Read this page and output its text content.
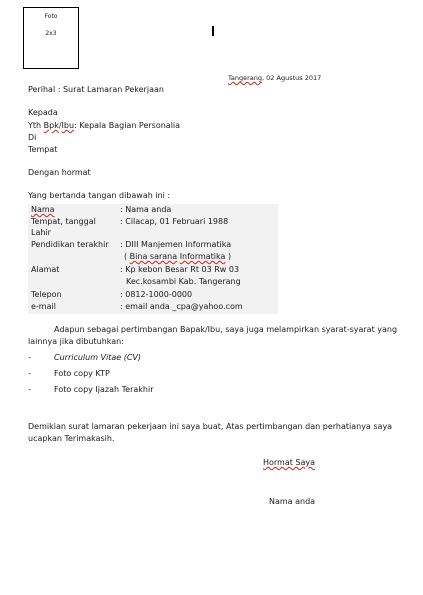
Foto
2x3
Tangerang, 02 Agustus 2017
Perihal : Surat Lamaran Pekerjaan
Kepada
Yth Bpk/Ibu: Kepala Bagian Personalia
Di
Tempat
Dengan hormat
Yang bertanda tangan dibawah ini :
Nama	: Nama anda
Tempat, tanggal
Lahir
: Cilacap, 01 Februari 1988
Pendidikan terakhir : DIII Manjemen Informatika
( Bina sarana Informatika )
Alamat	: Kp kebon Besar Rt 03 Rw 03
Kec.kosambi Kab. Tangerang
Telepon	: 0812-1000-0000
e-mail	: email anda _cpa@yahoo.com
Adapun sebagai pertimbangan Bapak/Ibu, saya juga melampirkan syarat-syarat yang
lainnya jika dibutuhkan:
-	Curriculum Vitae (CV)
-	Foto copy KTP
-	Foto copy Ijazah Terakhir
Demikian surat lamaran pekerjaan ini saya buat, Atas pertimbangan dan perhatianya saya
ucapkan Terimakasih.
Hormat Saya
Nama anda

Aim → Pick each line holding the word "pertimbangan" out of the data and copy it.

Written solution →
Adapun sebagai pertimbangan Bapak/Ibu, saya juga melampirkan syarat-syarat yang
Demikian surat lamaran pekerjaan ini saya buat, Atas pertimbangan dan perhatianya saya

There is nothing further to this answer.